** BEGIN DATA SHOWN **

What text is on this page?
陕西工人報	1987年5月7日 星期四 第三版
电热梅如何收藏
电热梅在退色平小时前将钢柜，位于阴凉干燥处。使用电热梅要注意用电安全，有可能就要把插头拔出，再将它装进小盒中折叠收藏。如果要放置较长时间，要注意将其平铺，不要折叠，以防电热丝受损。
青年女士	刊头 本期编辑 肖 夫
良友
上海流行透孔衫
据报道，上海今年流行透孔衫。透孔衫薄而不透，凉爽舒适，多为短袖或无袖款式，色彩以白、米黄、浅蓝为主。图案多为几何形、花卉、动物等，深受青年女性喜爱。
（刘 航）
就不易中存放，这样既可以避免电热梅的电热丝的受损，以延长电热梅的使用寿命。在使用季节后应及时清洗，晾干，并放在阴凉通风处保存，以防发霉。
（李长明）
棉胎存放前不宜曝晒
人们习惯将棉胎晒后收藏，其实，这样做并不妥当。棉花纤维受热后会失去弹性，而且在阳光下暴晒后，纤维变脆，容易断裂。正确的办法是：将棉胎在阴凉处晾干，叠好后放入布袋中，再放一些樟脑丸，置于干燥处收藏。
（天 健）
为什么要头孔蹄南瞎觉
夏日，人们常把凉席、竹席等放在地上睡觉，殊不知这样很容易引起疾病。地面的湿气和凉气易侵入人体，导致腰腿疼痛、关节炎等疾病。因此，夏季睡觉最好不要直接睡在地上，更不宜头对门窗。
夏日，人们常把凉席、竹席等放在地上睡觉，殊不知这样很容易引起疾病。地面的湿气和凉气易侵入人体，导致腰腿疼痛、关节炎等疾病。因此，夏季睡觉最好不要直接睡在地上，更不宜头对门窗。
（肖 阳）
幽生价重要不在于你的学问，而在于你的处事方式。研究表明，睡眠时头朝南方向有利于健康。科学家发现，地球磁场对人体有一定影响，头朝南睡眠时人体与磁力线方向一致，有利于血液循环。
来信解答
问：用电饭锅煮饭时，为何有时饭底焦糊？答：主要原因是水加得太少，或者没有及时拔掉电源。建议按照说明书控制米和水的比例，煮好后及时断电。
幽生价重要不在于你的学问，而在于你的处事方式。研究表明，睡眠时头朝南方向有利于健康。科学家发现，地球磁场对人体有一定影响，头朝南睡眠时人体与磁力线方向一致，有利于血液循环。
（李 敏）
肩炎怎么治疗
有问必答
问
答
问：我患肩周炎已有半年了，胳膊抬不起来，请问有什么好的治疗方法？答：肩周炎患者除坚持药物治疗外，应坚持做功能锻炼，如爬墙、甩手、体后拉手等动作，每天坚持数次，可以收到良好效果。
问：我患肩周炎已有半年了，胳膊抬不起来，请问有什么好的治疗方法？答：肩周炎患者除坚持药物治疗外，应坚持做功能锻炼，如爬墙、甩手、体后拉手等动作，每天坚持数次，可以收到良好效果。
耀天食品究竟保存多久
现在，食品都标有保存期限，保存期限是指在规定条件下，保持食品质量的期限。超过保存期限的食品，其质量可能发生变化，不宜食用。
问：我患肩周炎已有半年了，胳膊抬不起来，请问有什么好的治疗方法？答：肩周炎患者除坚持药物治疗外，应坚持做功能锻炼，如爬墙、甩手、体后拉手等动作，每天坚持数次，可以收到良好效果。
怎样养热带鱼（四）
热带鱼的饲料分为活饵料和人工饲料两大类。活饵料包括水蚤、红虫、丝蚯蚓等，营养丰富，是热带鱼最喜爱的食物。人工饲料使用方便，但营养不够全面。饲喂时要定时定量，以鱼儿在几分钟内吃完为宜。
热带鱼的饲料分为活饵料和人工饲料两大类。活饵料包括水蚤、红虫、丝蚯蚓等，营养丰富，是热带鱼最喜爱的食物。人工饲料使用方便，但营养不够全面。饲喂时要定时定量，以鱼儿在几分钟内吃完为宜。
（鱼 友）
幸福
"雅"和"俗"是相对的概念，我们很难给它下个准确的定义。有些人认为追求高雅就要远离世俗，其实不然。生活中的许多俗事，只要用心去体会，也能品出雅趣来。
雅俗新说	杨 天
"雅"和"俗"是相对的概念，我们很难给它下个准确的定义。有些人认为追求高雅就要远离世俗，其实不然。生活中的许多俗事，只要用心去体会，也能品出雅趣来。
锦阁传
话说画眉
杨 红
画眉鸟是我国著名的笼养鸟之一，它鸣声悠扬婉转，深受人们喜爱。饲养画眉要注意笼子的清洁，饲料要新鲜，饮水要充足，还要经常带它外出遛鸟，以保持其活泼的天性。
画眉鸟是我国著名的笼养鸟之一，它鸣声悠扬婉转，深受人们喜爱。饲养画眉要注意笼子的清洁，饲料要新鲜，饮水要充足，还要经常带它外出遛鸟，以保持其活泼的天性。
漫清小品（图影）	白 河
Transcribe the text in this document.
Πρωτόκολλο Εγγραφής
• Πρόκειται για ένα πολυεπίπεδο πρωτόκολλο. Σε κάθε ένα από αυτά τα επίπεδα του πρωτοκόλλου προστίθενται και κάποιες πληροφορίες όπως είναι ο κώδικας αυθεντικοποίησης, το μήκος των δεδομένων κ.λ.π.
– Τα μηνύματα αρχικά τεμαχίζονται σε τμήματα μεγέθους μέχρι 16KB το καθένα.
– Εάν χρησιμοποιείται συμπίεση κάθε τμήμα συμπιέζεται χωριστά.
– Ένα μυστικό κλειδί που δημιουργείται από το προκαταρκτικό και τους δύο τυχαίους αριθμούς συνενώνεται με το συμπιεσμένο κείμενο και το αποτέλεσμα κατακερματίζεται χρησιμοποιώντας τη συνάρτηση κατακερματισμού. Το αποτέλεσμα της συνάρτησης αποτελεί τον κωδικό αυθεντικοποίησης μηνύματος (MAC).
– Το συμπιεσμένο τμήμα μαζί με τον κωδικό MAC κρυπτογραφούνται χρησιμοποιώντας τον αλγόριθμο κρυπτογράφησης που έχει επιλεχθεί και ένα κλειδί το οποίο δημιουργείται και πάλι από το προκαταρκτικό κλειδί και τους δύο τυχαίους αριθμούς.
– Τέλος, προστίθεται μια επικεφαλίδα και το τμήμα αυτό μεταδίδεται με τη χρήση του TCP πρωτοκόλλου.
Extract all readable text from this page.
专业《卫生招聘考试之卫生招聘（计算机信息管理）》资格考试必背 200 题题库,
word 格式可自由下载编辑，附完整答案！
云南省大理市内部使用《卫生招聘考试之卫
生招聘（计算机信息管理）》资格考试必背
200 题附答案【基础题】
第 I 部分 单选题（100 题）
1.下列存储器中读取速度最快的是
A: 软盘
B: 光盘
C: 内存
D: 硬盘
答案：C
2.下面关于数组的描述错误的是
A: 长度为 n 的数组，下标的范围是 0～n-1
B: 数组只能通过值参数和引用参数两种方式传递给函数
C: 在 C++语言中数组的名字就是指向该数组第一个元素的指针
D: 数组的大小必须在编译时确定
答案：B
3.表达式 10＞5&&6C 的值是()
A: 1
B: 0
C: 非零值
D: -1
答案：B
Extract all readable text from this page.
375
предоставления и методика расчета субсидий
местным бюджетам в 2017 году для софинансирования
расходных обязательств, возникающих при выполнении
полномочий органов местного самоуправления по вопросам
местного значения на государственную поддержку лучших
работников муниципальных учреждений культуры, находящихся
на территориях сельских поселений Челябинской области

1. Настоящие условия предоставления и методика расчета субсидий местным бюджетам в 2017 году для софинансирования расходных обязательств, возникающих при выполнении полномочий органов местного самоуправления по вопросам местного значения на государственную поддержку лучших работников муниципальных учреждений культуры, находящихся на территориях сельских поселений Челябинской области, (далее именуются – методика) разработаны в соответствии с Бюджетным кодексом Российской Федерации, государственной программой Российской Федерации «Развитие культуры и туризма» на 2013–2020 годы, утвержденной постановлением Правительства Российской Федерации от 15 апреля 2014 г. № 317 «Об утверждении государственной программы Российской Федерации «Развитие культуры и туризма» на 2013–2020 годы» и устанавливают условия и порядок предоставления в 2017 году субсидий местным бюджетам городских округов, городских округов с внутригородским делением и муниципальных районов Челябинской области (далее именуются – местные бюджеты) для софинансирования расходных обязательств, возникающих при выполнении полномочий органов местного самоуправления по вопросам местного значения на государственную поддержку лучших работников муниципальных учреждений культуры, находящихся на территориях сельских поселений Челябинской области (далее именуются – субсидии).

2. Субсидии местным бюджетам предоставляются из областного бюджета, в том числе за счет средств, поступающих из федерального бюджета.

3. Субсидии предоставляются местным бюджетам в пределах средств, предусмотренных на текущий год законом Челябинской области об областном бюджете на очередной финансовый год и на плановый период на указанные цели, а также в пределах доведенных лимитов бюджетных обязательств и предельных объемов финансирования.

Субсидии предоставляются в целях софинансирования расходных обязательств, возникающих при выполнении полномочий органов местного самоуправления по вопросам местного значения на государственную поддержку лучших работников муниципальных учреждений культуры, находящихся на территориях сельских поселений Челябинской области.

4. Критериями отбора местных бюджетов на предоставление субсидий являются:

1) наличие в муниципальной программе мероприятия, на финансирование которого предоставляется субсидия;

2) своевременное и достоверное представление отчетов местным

** END DATA SHOWN **

● DIRECTIONS: From the data above, copy out every line with the string "计算机信息管理" in it.

● SOLUTION TO THIS EXERCISE:
专业《卫生招聘考试之卫生招聘（计算机信息管理）》资格考试必背 200 题题库,
生招聘（计算机信息管理）》资格考试必背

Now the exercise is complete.